§ **Vorliegender Text**
#####

Für die Art und Weise der Haftung gibt es zwei Ansichten: Die erste besagt, dass sie unter ihnen nach der Anzahl ihrer Köpfe verteilt wird, wie bei den Zeugen für Unzucht, da die Tötung durch alle zustande kam. Die zweite besagt, dass die Hälfte auf die Zeugen der Unzucht und die Hälfte auf die Zeugen der ehelichen Unbescholtenheit (Ihsan) entfällt, da sie (24) zwei Parteien bilden, wobei jede Partei die Hälfte trägt. Wenn vier Personen Unzucht bezeugen und (25) zwei von ihnen die eheliche Unbescholtenheit bezeugen, und sie dann widerrufen, dann entfallen nach der ersten Ansicht zwei Drittel auf die zwei Zeugen der ehelichen Unbescholtenheit und ein Drittel auf die beiden anderen; denn auf die zwei Zeugen der ehelichen Unbescholtenheit entfällt ein Drittel für ihre Zeugenaussage darüber und ein weiteres Drittel für ihre Zeugenaussage zur Unzucht, während auf die anderen beiden ein Drittel entfällt für ihre alleinige Zeugenaussage zur Unzucht. Nach der zweiten Ansicht entfallen drei Viertel des Wergeldes (Diya) auf die Zeugen der ehelichen Unbescholtenheit; denn auf sie entfällt die Hälfte für ihre Zeugenaussage zur ehelichen Unbescholtenheit und die Hälfte des verbleibenden Teils für ihre Zeugenaussage zur Unzucht. Es ist jedoch möglich, dass die Zeugen der ehelichen Unbescholtenheit nur zur Hälfte verpflichtet sind; denn jeder von ihnen hat zwei Taten begangen, während jeder der anderen beiden nur eine Tat begangen hat. Somit würde das Wergeld unter ihnen nach der Anzahl ihrer Köpfe verteilt werden, nicht nach der Anzahl ihrer Taten, so wie wenn zwei Personen einen Menschen töten, wobei der eine ihm eine Wunde zufügt und der andere zwei Wunden.

#####

§ **Arbeitsanweisungen**
(a) Welche Bezeichnungen für Bruchteile verwendet der Text zur Haftung der Zeugen? Führen Sie jede Bezeichnung nur einmal auf.
(b) Führen Sie den Text zur Haftung widerrufender Zeugen im Anschluss an seinen letzten Satz fort.
Die nachfolgenden Zeilen stammen aus einer anderen Quelle als der Text.

#####

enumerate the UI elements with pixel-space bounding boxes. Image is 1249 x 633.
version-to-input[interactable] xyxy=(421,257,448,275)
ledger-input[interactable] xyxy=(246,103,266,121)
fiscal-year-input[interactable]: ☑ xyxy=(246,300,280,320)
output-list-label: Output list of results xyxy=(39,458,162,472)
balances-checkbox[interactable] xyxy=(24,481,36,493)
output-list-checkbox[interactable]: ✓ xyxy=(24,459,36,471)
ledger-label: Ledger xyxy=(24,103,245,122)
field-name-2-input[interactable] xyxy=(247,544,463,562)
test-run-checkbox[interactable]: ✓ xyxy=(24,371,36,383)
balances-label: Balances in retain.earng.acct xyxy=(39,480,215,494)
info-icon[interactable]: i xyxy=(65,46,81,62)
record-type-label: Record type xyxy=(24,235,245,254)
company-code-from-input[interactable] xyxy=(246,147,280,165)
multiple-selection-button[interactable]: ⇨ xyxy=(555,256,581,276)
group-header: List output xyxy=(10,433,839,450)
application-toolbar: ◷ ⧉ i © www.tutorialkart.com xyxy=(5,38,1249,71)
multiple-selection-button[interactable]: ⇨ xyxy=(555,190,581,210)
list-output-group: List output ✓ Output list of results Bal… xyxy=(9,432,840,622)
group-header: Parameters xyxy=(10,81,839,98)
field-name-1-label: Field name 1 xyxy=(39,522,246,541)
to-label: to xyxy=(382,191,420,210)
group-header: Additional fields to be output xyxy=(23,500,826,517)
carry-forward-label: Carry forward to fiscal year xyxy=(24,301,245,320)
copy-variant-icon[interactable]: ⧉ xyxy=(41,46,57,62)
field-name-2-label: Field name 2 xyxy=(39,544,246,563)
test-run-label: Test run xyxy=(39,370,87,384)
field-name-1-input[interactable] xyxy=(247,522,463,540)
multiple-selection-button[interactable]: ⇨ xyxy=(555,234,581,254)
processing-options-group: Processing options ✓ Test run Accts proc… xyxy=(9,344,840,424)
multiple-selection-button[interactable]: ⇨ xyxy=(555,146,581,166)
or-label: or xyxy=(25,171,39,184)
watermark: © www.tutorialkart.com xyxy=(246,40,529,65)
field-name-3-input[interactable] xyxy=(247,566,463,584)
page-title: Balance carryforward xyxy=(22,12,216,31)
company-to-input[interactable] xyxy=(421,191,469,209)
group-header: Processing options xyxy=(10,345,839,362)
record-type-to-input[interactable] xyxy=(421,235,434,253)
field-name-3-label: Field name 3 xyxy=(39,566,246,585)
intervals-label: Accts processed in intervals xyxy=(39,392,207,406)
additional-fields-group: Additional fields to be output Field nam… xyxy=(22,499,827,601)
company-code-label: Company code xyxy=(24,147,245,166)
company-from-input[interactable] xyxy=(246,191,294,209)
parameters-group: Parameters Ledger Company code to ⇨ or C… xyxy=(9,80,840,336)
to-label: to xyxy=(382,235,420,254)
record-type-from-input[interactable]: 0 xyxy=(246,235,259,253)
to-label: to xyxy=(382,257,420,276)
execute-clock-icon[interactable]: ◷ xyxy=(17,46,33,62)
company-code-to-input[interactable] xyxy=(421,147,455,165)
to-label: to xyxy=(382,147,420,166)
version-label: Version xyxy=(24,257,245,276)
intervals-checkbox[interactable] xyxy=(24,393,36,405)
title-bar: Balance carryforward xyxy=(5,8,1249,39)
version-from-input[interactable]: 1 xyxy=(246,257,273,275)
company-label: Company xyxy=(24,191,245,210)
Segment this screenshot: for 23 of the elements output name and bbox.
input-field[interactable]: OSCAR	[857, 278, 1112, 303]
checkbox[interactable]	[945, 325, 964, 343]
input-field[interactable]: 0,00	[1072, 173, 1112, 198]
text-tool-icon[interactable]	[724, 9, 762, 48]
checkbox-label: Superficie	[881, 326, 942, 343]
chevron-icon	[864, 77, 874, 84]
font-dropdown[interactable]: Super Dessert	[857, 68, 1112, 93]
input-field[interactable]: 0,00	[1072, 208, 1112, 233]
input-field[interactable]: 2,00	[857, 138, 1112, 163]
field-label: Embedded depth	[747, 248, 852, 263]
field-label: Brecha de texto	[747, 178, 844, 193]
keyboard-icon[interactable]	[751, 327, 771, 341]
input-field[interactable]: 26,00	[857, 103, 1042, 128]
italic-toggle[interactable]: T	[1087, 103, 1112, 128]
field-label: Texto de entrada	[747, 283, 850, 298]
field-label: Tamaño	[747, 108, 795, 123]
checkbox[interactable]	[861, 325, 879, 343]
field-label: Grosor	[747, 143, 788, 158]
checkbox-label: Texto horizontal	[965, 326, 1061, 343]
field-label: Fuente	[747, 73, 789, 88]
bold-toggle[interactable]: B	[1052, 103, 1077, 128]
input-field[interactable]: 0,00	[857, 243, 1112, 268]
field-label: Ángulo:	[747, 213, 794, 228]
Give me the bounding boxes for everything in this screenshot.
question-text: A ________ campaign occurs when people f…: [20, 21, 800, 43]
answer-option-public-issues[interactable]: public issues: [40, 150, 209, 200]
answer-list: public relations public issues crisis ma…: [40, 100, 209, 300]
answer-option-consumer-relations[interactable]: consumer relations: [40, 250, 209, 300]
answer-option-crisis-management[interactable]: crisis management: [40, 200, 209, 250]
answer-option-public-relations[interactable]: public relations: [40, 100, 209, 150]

#####

§ **Antworten zu Aufgaben**
(a) Hälfte, Drittel, Viertel

(b)
Abschnitt: Wenn zwei Zeugen bezeugen, dass jemand einen Sklaven gegen die Bürgschaft von einhundert Dirham freigelassen hat, der Wert des Sklaven jedoch zweihundert beträgt, und der Richter auf Grundlage ihrer Zeugenaussage urteilt, sie dann aber widerrufen, so nimmt der Herr Rückgriff auf die beiden Zeugen für einhundert; denn dies ist die Differenz bis zum vollen Wert. Dasselbe gilt, wenn (26) sie gegen einen Mann bezeugen, dass er seine Ehefrau (27) vor dem Vollzug der Ehe mit einhundert geschieden hat, während die Hälfte der vereinbarten Morgengabe zweihundert beträgt; sie haften dem Ehemann gegenüber für einhundert, da sie diese durch ihre widerrufene Zeugenaussage haben verloren gehen lassen.
Abschnitt: Wenn (28) zwei Männer gegen einen anderen die Eheschließung mit einer Frau unter Nennung einer bestimmten Morgengabe bezeugen und zwei andere den Vollzug der Ehe mit ihr bezeugen, sie dann jedoch nach dem Urteil gegen ihn bezüglich der Morgengabe widerrufen, so trifft die Haftung die Zeugen der Eheschließung; denn sie haben ihn zur Zahlung des genannten Betrages verpflichtet. Es ist möglich, dass die Hälfte sie trifft und die Hälfte die anderen beiden; denn jene haben es bekräftigt und die Zeugen der Eheschließung haben es zur Pflicht gemacht, weshalb es unter den vieren zu gleichen Teilen aufgeteilt wird. Wenn jedoch dazu noch zwei Zeugen für die Scheidung aussagen, so trifft sie nichts; denn sie haben ihm gegenüber nichts verloren gehen lassen, was er beansprucht, noch haben sie ihm etwas auferlegt, wozu er nicht verpflichtet war.
(24) In A: "li-annahuma" (da sie beide). (25) Aus M ist "shahida" (bezeugen) ausgefallen. (26) In B und M: "law" (falls). (27) In M: "zawjatihi" (seine Ehefrau). (28) In A und B: "wa-in" (und wenn).